» **SET PROBLEM**
Copy each line below in which the string "April" occurs.

» **RECORDS TO PROCESS**
* * * *
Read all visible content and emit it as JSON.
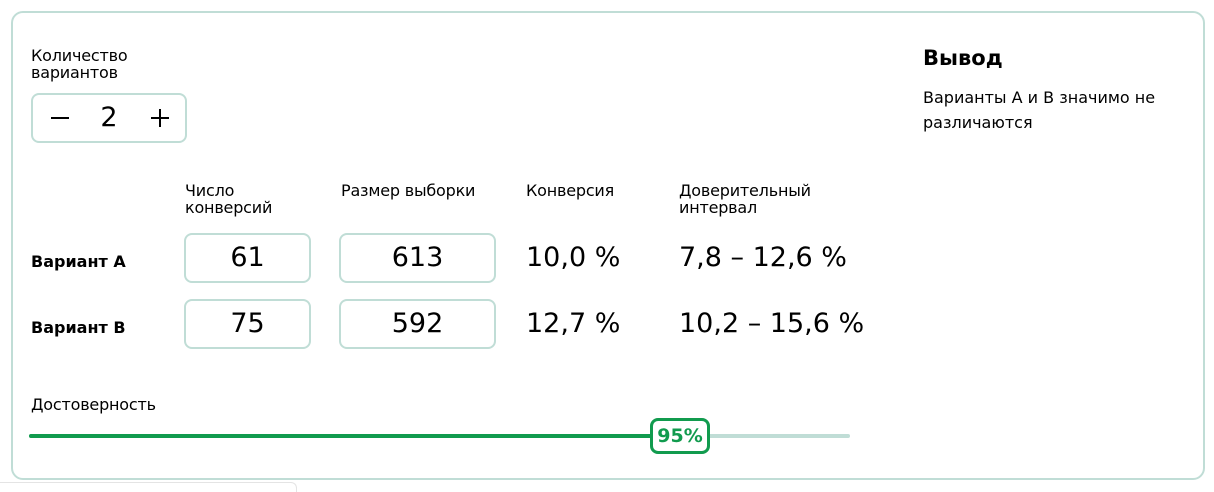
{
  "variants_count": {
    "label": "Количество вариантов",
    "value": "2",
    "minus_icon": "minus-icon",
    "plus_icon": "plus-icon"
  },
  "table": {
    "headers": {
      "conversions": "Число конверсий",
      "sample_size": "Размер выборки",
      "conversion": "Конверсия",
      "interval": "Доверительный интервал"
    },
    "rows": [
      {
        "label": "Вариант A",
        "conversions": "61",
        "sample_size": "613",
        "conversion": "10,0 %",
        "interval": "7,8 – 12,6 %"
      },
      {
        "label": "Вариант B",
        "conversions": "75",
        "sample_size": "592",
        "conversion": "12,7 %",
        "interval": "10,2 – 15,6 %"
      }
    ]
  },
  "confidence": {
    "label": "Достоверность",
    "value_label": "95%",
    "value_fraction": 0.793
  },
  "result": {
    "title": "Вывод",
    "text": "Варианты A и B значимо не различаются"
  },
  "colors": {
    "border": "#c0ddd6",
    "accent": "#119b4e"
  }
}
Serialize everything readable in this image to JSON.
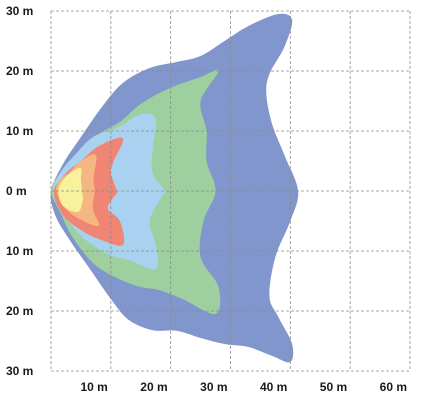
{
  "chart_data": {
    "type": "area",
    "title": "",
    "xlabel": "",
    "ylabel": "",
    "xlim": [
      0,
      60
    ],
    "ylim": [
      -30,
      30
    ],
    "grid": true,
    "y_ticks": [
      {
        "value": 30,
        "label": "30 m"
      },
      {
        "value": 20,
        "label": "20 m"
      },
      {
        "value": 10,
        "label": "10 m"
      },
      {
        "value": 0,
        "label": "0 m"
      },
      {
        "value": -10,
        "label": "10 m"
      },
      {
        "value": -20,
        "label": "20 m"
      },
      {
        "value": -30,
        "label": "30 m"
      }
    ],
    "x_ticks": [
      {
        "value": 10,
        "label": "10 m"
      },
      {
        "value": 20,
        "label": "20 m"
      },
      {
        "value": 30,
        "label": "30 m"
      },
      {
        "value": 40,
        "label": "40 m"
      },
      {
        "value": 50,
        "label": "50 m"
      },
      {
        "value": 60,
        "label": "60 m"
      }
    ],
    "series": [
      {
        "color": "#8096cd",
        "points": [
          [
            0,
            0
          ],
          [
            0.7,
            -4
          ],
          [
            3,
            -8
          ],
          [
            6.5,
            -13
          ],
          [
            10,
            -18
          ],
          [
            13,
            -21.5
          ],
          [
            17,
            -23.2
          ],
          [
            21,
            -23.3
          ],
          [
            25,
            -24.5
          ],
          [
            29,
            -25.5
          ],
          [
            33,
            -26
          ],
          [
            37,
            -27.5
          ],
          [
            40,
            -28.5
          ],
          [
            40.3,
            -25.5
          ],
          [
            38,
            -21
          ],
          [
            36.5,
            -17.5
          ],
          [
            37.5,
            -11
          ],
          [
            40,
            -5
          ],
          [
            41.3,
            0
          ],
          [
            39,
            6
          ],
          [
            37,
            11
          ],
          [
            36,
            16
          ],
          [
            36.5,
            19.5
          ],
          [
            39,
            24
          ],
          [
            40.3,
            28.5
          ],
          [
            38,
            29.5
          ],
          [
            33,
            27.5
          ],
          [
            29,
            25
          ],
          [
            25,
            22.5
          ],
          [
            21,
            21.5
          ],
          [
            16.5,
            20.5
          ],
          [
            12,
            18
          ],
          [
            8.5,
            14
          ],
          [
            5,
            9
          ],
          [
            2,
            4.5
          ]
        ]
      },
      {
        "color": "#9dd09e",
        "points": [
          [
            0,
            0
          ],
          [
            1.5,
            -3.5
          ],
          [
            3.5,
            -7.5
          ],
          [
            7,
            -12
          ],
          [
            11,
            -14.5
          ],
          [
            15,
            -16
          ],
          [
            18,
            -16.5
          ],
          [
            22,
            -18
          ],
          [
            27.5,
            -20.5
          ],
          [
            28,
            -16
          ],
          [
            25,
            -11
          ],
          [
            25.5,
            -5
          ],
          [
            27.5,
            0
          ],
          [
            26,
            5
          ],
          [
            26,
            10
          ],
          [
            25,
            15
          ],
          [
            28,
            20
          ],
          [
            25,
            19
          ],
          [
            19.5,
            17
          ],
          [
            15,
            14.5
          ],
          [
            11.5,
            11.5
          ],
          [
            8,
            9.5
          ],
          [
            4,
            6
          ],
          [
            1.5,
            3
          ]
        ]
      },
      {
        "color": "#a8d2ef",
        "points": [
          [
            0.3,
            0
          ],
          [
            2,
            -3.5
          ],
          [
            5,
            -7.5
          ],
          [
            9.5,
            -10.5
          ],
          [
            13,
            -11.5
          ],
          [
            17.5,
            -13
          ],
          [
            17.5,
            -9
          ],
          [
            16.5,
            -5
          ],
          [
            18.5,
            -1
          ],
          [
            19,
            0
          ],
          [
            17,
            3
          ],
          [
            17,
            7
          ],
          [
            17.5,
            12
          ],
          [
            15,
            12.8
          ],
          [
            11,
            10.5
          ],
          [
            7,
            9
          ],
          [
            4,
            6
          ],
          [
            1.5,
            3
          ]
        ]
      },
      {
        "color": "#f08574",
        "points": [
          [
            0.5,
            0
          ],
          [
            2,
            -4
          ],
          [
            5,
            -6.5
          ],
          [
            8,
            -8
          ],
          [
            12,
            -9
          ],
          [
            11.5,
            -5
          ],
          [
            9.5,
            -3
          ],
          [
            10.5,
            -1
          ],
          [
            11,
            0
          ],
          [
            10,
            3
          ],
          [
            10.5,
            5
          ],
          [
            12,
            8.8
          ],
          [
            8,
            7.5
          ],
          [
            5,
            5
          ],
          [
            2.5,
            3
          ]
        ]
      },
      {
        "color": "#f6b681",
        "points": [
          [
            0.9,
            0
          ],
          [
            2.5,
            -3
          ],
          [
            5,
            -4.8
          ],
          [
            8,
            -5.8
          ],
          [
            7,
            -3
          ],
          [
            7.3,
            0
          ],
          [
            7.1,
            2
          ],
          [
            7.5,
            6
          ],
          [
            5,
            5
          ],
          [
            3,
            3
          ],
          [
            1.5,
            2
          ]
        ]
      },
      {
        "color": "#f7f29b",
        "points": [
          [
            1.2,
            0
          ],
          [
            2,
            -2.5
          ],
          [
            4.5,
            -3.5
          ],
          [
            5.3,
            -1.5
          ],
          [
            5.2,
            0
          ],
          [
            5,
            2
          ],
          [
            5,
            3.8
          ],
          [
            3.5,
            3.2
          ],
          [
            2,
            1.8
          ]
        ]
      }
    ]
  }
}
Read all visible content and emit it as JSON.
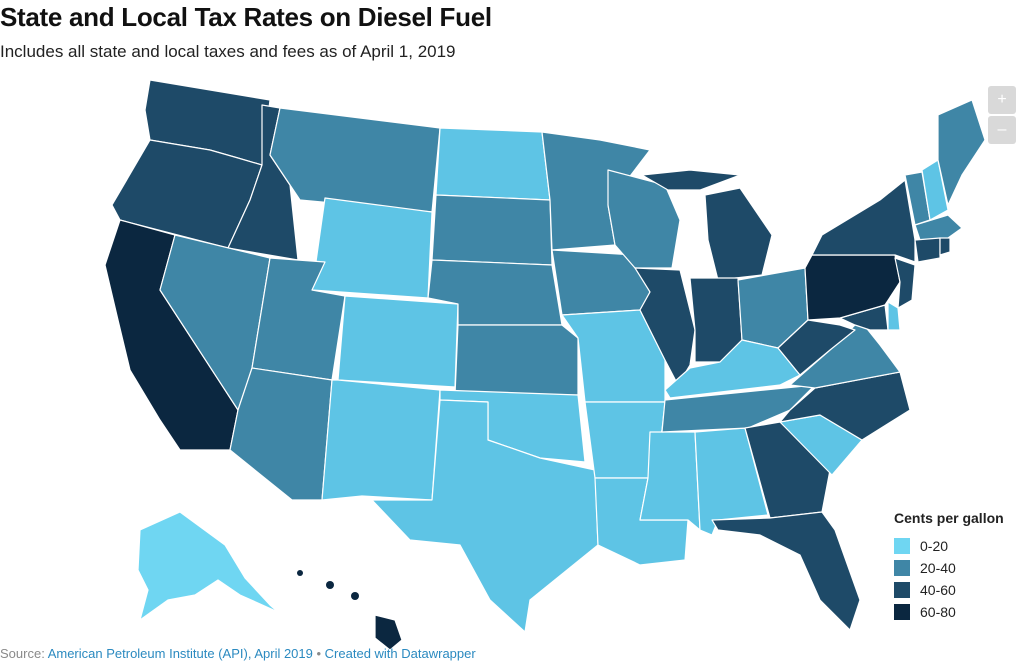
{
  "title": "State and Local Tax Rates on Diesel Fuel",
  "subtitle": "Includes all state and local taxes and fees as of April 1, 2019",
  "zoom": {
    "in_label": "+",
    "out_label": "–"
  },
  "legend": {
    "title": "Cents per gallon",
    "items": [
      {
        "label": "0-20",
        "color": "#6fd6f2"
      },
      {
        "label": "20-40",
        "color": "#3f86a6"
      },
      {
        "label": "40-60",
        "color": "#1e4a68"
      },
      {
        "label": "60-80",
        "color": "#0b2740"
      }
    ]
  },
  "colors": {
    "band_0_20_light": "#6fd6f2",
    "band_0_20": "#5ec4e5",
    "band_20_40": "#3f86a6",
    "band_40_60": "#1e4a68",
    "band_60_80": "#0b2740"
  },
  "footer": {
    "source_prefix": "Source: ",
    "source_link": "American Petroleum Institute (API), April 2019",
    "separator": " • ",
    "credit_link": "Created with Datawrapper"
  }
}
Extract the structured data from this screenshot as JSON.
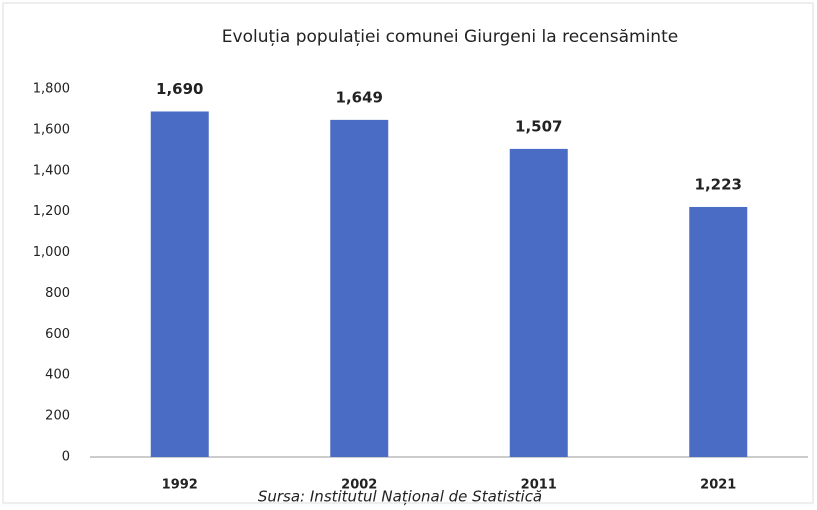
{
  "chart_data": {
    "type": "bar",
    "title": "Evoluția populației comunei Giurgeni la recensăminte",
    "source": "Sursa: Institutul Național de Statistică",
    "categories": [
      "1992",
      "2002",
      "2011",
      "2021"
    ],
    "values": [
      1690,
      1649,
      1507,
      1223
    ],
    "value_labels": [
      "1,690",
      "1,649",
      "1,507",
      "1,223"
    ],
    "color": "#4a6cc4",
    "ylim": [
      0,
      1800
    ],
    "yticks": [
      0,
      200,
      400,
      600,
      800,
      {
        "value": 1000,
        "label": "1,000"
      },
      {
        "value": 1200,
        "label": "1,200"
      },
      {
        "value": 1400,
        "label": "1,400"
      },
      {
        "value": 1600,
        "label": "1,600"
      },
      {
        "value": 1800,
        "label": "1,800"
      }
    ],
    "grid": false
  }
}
* * * *
» **CORRECT RESULT**
  "subtitle": "Includes all state and local taxes and fees as of April 1, 2019",
    "source_link": "American Petroleum Institute (API), April 2019",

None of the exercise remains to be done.